▶ **Objective**: Write out each line that follows exactly as it stands, without the pictures.

▶ **Records supplied**:
**********

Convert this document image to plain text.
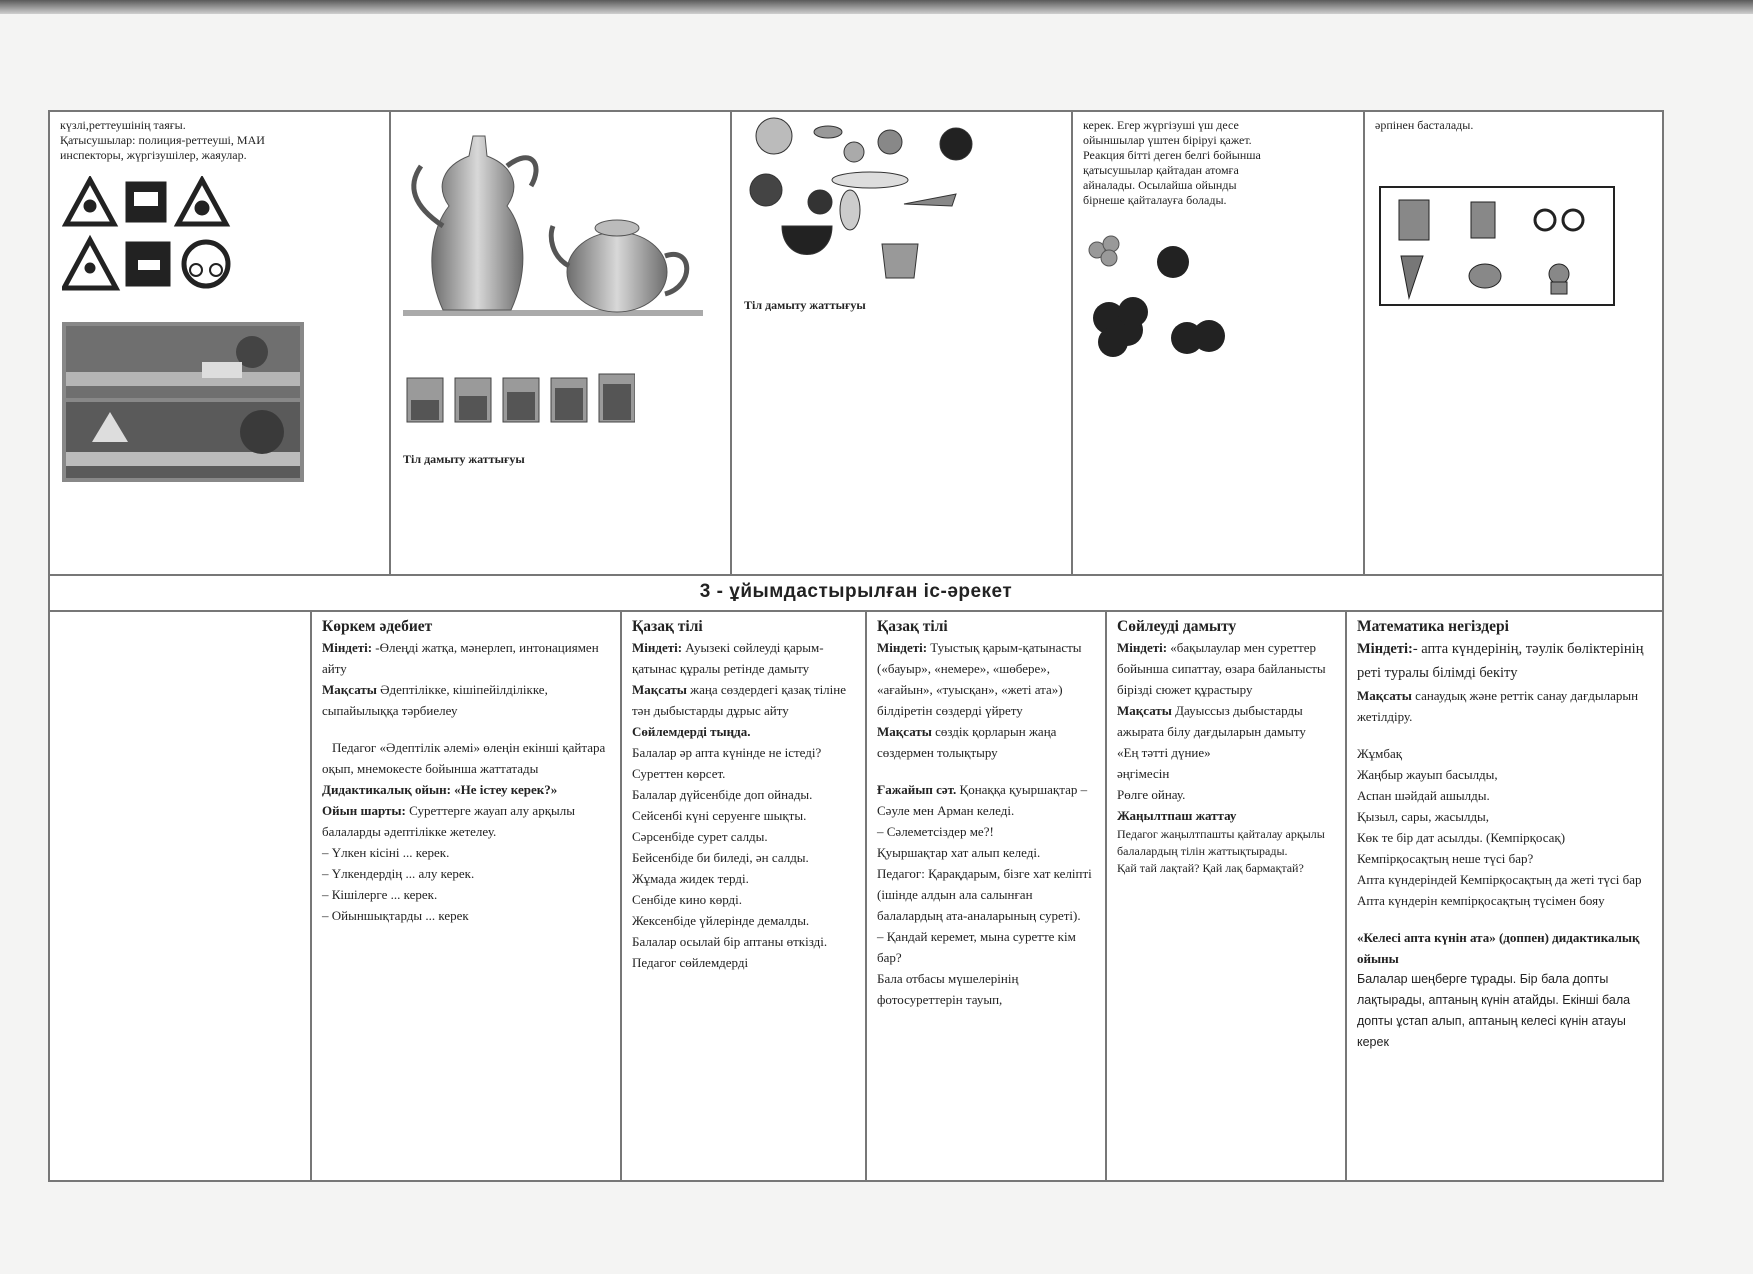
күзлі,реттеушінің таяғы.
Қатысушылар: полиция-реттеуші, МАИ
инспекторы, жүргізушілер, жаяулар.
Тіл дамыту жаттығуы
Тіл дамыту жаттығуы
керек. Егер жүргізуші үш десе
ойыншылар үштен біріруі қажет.
Реакция бітті деген белгі бойынша
қатысушылар қайтадан атомға
айналады. Осылайша ойынды
бірнеше қайталауға болады.
әрпінен басталады.
3 - ұйымдастырылған іс-әрекет
Көркем әдебиет
Міндеті: -Өлеңді жатқа, мәнерлеп, интонациямен айту
Мақсаты Әдептілікке, кішіпейілділікке, сыпайылыққа тәрбиелеу
Педагог «Әдептілік әлемі» өлеңін екінші қайтара оқып, мнемокесте бойынша жаттатады
Дидактикалық ойын: «Не істеу керек?»
Ойын шарты: Суреттерге жауап алу арқылы балаларды әдептілікке жетелеу.
– Үлкен кісіні ... керек.
– Үлкендердің ... алу керек.
– Кішілерге ... керек.
– Ойыншықтарды ... керек
Қазақ тілі
Міндеті: Ауызекі сөйлеуді қарым-қатынас құралы ретінде дамыту
Мақсаты жаңа сөздердегі қазақ тіліне тән дыбыстарды дұрыс айту
Сөйлемдерді тыңда.
Балалар әр апта күнінде не істеді? Суреттен көрсет.
Балалар дүйсенбіде доп ойнады.
Сейсенбі күні серуенге шықты.
Сәрсенбіде сурет салды.
Бейсенбіде би биледі, ән салды.
Жұмада жидек терді.
Сенбіде кино көрді.
Жексенбіде үйлерінде демалды.
Балалар осылай бір аптаны өткізді.
Педагог сөйлемдерді
Қазақ тілі
Міндеті: Туыстық қарым-қатынасты («бауыр», «немере», «шөбере», «ағайын», «туысқан», «жеті ата») білдіретін сөздерді үйрету
Мақсаты сөздік қорларын жаңа сөздермен толықтыру
Ғажайып сәт. Қонаққа қуыршақтар – Сәуле мен Арман келеді.
– Сәлеметсіздер ме?!
Қуыршақтар хат алып келеді.
Педагог: Қарақдарым, бізге хат келіпті (ішінде алдын ала салынған балалардың ата-аналарының суреті).
– Қандай керемет, мына суретте кім бар?
Бала отбасы мүшелерінің фотосуреттерін тауып,
Сөйлеуді дамыту
Міндеті: «бақылаулар мен суреттер бойынша сипаттау, өзара байланысты бірізді сюжет құрастыру
Мақсаты Дауыссыз дыбыстарды ажырата білу дағдыларын дамыту
«Ең тәтті дүние»
әңгімесін
Рөлге ойнау.
Жаңылтпаш жаттау
Педагог жаңылтпашты қайталау арқылы балалардың тілін жаттықтырады.
Қай тай лақтай? Қай лақ бармақтай?
Математика негіздері
Міндеті:- апта күндерінің, тәулік бөліктерінің реті туралы білімді бекіту
Мақсаты санаудық және реттік санау дағдыларын жетілдіру.
Жұмбақ
Жаңбыр жауып басылды,
Аспан шәйдай ашылды.
Қызыл, сары, жасылды,
Көк те бір дат асылды. (Кемпірқосақ)
Кемпірқосақтың неше түсі бар?
Апта күндеріндей Кемпірқосақтың да жеті түсі бар
Апта күндерін кемпірқосақтың түсімен бояу
«Келесі апта күнін ата» (доппен) дидактикалық ойыны
Балалар шеңберге тұрады. Бір бала допты лақтырады, аптаның күнін атайды. Екінші бала допты ұстап алып, аптаның келесі күнін атауы керек
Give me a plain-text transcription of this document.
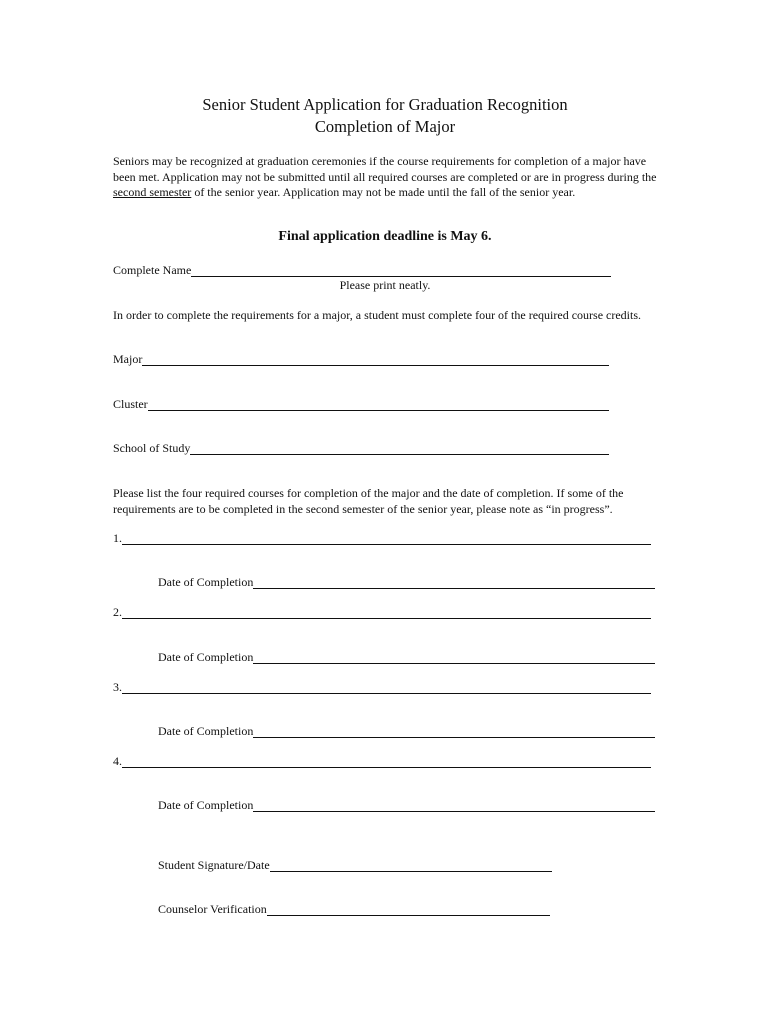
Senior Student Application for Graduation Recognition
Completion of Major
Seniors may be recognized at graduation ceremonies if the course requirements for completion of a major have been met. Application may not be submitted until all required courses are completed or are in progress during the second semester of the senior year. Application may not be made until the fall of the senior year.
Final application deadline is May 6.
Complete Name
Please print neatly.
In order to complete the requirements for a major, a student must complete four of the required course credits.
Major
Cluster
School of Study
Please list the four required courses for completion of the major and the date of completion. If some of the requirements are to be completed in the second semester of the senior year, please note as “in progress”.
1.
Date of Completion
2.
Date of Completion
3.
Date of Completion
4.
Date of Completion
Student Signature/Date
Counselor Verification
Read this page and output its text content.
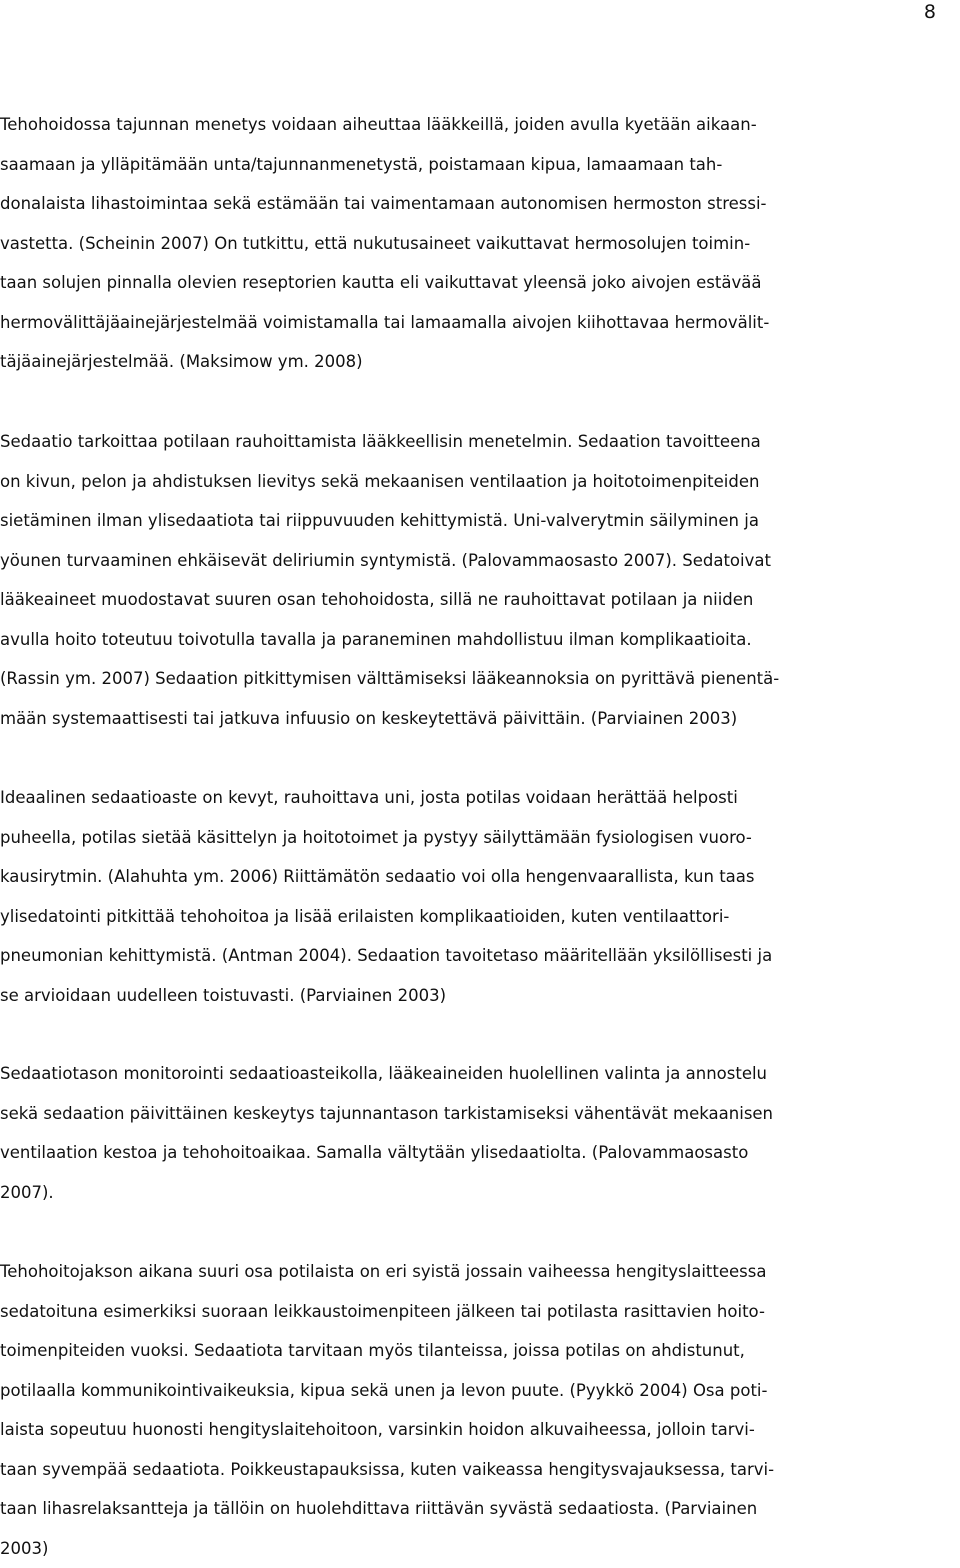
8

Tehohoidossa tajunnan menetys voidaan aiheuttaa lääkkeillä, joiden avulla kyetään aikaan-
saamaan ja ylläpitämään unta/tajunnanmenetystä, poistamaan kipua, lamaamaan tah-
donalaista lihastoimintaa sekä estämään tai vaimentamaan autonomisen hermoston stressi-
vastetta. (Scheinin 2007) On tutkittu, että nukutusaineet vaikuttavat hermosolujen toimin-
taan solujen pinnalla olevien reseptorien kautta eli vaikuttavat yleensä joko aivojen estävää
hermovälittäjäainejärjestelmää voimistamalla tai lamaamalla aivojen kiihottavaa hermovälit-
täjäainejärjestelmää. (Maksimow ym. 2008)

Sedaatio tarkoittaa potilaan rauhoittamista lääkkeellisin menetelmin. Sedaation tavoitteena
on kivun, pelon ja ahdistuksen lievitys sekä mekaanisen ventilaation ja hoitotoimenpiteiden
sietäminen ilman ylisedaatiota tai riippuvuuden kehittymistä. Uni-valverytmin säilyminen ja
yöunen turvaaminen ehkäisevät deliriumin syntymistä. (Palovammaosasto 2007). Sedatoivat
lääkeaineet muodostavat suuren osan tehohoidosta, sillä ne rauhoittavat potilaan ja niiden
avulla hoito toteutuu toivotulla tavalla ja paraneminen mahdollistuu ilman komplikaatioita.
(Rassin ym. 2007) Sedaation pitkittymisen välttämiseksi lääkeannoksia on pyrittävä pienentä-
mään systemaattisesti tai jatkuva infuusio on keskeytettävä päivittäin. (Parviainen 2003)

Ideaalinen sedaatioaste on kevyt, rauhoittava uni, josta potilas voidaan herättää helposti
puheella, potilas sietää käsittelyn ja hoitotoimet ja pystyy säilyttämään fysiologisen vuoro-
kausirytmin. (Alahuhta ym. 2006) Riittämätön sedaatio voi olla hengenvaarallista, kun taas
ylisedatointi pitkittää tehohoitoa ja lisää erilaisten komplikaatioiden, kuten ventilaattori-
pneumonian kehittymistä. (Antman 2004). Sedaation tavoitetaso määritellään yksilöllisesti ja
se arvioidaan uudelleen toistuvasti. (Parviainen 2003)

Sedaatiotason monitorointi sedaatioasteikolla, lääkeaineiden huolellinen valinta ja annostelu
sekä sedaation päivittäinen keskeytys tajunnantason tarkistamiseksi vähentävät mekaanisen
ventilaation kestoa ja tehohoitoaikaa. Samalla vältytään ylisedaatiolta. (Palovammaosasto
2007).

Tehohoitojakson aikana suuri osa potilaista on eri syistä jossain vaiheessa hengityslaitteessa
sedatoituna esimerkiksi suoraan leikkaustoimenpiteen jälkeen tai potilasta rasittavien hoito-
toimenpiteiden vuoksi. Sedaatiota tarvitaan myös tilanteissa, joissa potilas on ahdistunut,
potilaalla kommunikointivaikeuksia, kipua sekä unen ja levon puute. (Pyykkö 2004) Osa poti-
laista sopeutuu huonosti hengityslaitehoitoon, varsinkin hoidon alkuvaiheessa, jolloin tarvi-
taan syvempää sedaatiota. Poikkeustapauksissa, kuten vaikeassa hengitysvajauksessa, tarvi-
taan lihasrelaksantteja ja tällöin on huolehdittava riittävän syvästä sedaatiosta. (Parviainen
2003)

**********

▶ **Correct response**:
Convert this document image to plain text.
күзлі,реттеушінің таяғы.
Қатысушылар: полиция-реттеуші, МАИ
инспекторы, жүргізушілер, жаяулар.
Тіл дамыту жаттығуы
Тіл дамыту жаттығуы
керек. Егер жүргізуші үш десе
ойыншылар үштен біріруі қажет.
Реакция бітті деген белгі бойынша
қатысушылар қайтадан атомға
айналады. Осылайша ойынды
бірнеше қайталауға болады.
әрпінен басталады.
3 - ұйымдастырылған іс-әрекет
Көркем әдебиет
Міндеті: -Өлеңді жатқа, мәнерлеп, интонациямен айту
Мақсаты Әдептілікке, кішіпейілділікке, сыпайылыққа тәрбиелеу
Педагог «Әдептілік әлемі» өлеңін екінші қайтара оқып, мнемокесте бойынша жаттатады
Дидактикалық ойын: «Не істеу керек?»
Ойын шарты: Суреттерге жауап алу арқылы балаларды әдептілікке жетелеу.
– Үлкен кісіні ... керек.
– Үлкендердің ... алу керек.
– Кішілерге ... керек.
– Ойыншықтарды ... керек
Қазақ тілі
Міндеті: Ауызекі сөйлеуді қарым-қатынас құралы ретінде дамыту
Мақсаты жаңа сөздердегі қазақ тіліне тән дыбыстарды дұрыс айту
Сөйлемдерді тыңда.
Балалар әр апта күнінде не істеді? Суреттен көрсет.
Балалар дүйсенбіде доп ойнады.
Сейсенбі күні серуенге шықты.
Сәрсенбіде сурет салды.
Бейсенбіде би биледі, ән салды.
Жұмада жидек терді.
Сенбіде кино көрді.
Жексенбіде үйлерінде демалды.
Балалар осылай бір аптаны өткізді.
Педагог сөйлемдерді
Қазақ тілі
Міндеті: Туыстық қарым-қатынасты («бауыр», «немере», «шөбере», «ағайын», «туысқан», «жеті ата») білдіретін сөздерді үйрету
Мақсаты сөздік қорларын жаңа сөздермен толықтыру
Ғажайып сәт. Қонаққа қуыршақтар – Сәуле мен Арман келеді.
– Сәлеметсіздер ме?!
Қуыршақтар хат алып келеді.
Педагог: Қарақдарым, бізге хат келіпті (ішінде алдын ала салынған балалардың ата-аналарының суреті).
– Қандай керемет, мына суретте кім бар?
Бала отбасы мүшелерінің фотосуреттерін тауып,
Сөйлеуді дамыту
Міндеті: «бақылаулар мен суреттер бойынша сипаттау, өзара байланысты бірізді сюжет құрастыру
Мақсаты Дауыссыз дыбыстарды ажырата білу дағдыларын дамыту
«Ең тәтті дүние»
әңгімесін
Рөлге ойнау.
Жаңылтпаш жаттау
Педагог жаңылтпашты қайталау арқылы балалардың тілін жаттықтырады.
Қай тай лақтай? Қай лақ бармақтай?
Математика негіздері
Міндеті:- апта күндерінің, тәулік бөліктерінің реті туралы білімді бекіту
Мақсаты санаудық және реттік санау дағдыларын жетілдіру.
Жұмбақ
Жаңбыр жауып басылды,
Аспан шәйдай ашылды.
Қызыл, сары, жасылды,
Көк те бір дат асылды. (Кемпірқосақ)
Кемпірқосақтың неше түсі бар?
Апта күндеріндей Кемпірқосақтың да жеті түсі бар
Апта күндерін кемпірқосақтың түсімен бояу
«Келесі апта күнін ата» (доппен) дидактикалық ойыны
Балалар шеңберге тұрады. Бір бала допты лақтырады, аптаның күнін атайды. Екінші бала допты ұстап алып, аптаның келесі күнін атауы керек
Give me a plain-text transcription of this document.
Senior Student Application for Graduation Recognition
Completion of Major
Seniors may be recognized at graduation ceremonies if the course requirements for completion of a major have been met. Application may not be submitted until all required courses are completed or are in progress during the second semester of the senior year. Application may not be made until the fall of the senior year.
Final application deadline is May 6.
Complete Name
Please print neatly.
In order to complete the requirements for a major, a student must complete four of the required course credits.
Major
Cluster
School of Study
Please list the four required courses for completion of the major and the date of completion. If some of the requirements are to be completed in the second semester of the senior year, please note as “in progress”.
1.
Date of Completion
2.
Date of Completion
3.
Date of Completion
4.
Date of Completion
Student Signature/Date
Counselor Verification
Read this page and output its text content.
8

Tehohoidossa tajunnan menetys voidaan aiheuttaa lääkkeillä, joiden avulla kyetään aikaan-
saamaan ja ylläpitämään unta/tajunnanmenetystä, poistamaan kipua, lamaamaan tah-
donalaista lihastoimintaa sekä estämään tai vaimentamaan autonomisen hermoston stressi-
vastetta. (Scheinin 2007) On tutkittu, että nukutusaineet vaikuttavat hermosolujen toimin-
taan solujen pinnalla olevien reseptorien kautta eli vaikuttavat yleensä joko aivojen estävää
hermovälittäjäainejärjestelmää voimistamalla tai lamaamalla aivojen kiihottavaa hermovälit-
täjäainejärjestelmää. (Maksimow ym. 2008)

Sedaatio tarkoittaa potilaan rauhoittamista lääkkeellisin menetelmin. Sedaation tavoitteena
on kivun, pelon ja ahdistuksen lievitys sekä mekaanisen ventilaation ja hoitotoimenpiteiden
sietäminen ilman ylisedaatiota tai riippuvuuden kehittymistä. Uni-valverytmin säilyminen ja
yöunen turvaaminen ehkäisevät deliriumin syntymistä. (Palovammaosasto 2007). Sedatoivat
lääkeaineet muodostavat suuren osan tehohoidosta, sillä ne rauhoittavat potilaan ja niiden
avulla hoito toteutuu toivotulla tavalla ja paraneminen mahdollistuu ilman komplikaatioita.
(Rassin ym. 2007) Sedaation pitkittymisen välttämiseksi lääkeannoksia on pyrittävä pienentä-
mään systemaattisesti tai jatkuva infuusio on keskeytettävä päivittäin. (Parviainen 2003)

Ideaalinen sedaatioaste on kevyt, rauhoittava uni, josta potilas voidaan herättää helposti
puheella, potilas sietää käsittelyn ja hoitotoimet ja pystyy säilyttämään fysiologisen vuoro-
kausirytmin. (Alahuhta ym. 2006) Riittämätön sedaatio voi olla hengenvaarallista, kun taas
ylisedatointi pitkittää tehohoitoa ja lisää erilaisten komplikaatioiden, kuten ventilaattori-
pneumonian kehittymistä. (Antman 2004). Sedaation tavoitetaso määritellään yksilöllisesti ja
se arvioidaan uudelleen toistuvasti. (Parviainen 2003)

Sedaatiotason monitorointi sedaatioasteikolla, lääkeaineiden huolellinen valinta ja annostelu
sekä sedaation päivittäinen keskeytys tajunnantason tarkistamiseksi vähentävät mekaanisen
ventilaation kestoa ja tehohoitoaikaa. Samalla vältytään ylisedaatiolta. (Palovammaosasto
2007).

Tehohoitojakson aikana suuri osa potilaista on eri syistä jossain vaiheessa hengityslaitteessa
sedatoituna esimerkiksi suoraan leikkaustoimenpiteen jälkeen tai potilasta rasittavien hoito-
toimenpiteiden vuoksi. Sedaatiota tarvitaan myös tilanteissa, joissa potilas on ahdistunut,
potilaalla kommunikointivaikeuksia, kipua sekä unen ja levon puute. (Pyykkö 2004) Osa poti-
laista sopeutuu huonosti hengityslaitehoitoon, varsinkin hoidon alkuvaiheessa, jolloin tarvi-
taan syvempää sedaatiota. Poikkeustapauksissa, kuten vaikeassa hengitysvajauksessa, tarvi-
taan lihasrelaksantteja ja tällöin on huolehdittava riittävän syvästä sedaatiosta. (Parviainen
2003)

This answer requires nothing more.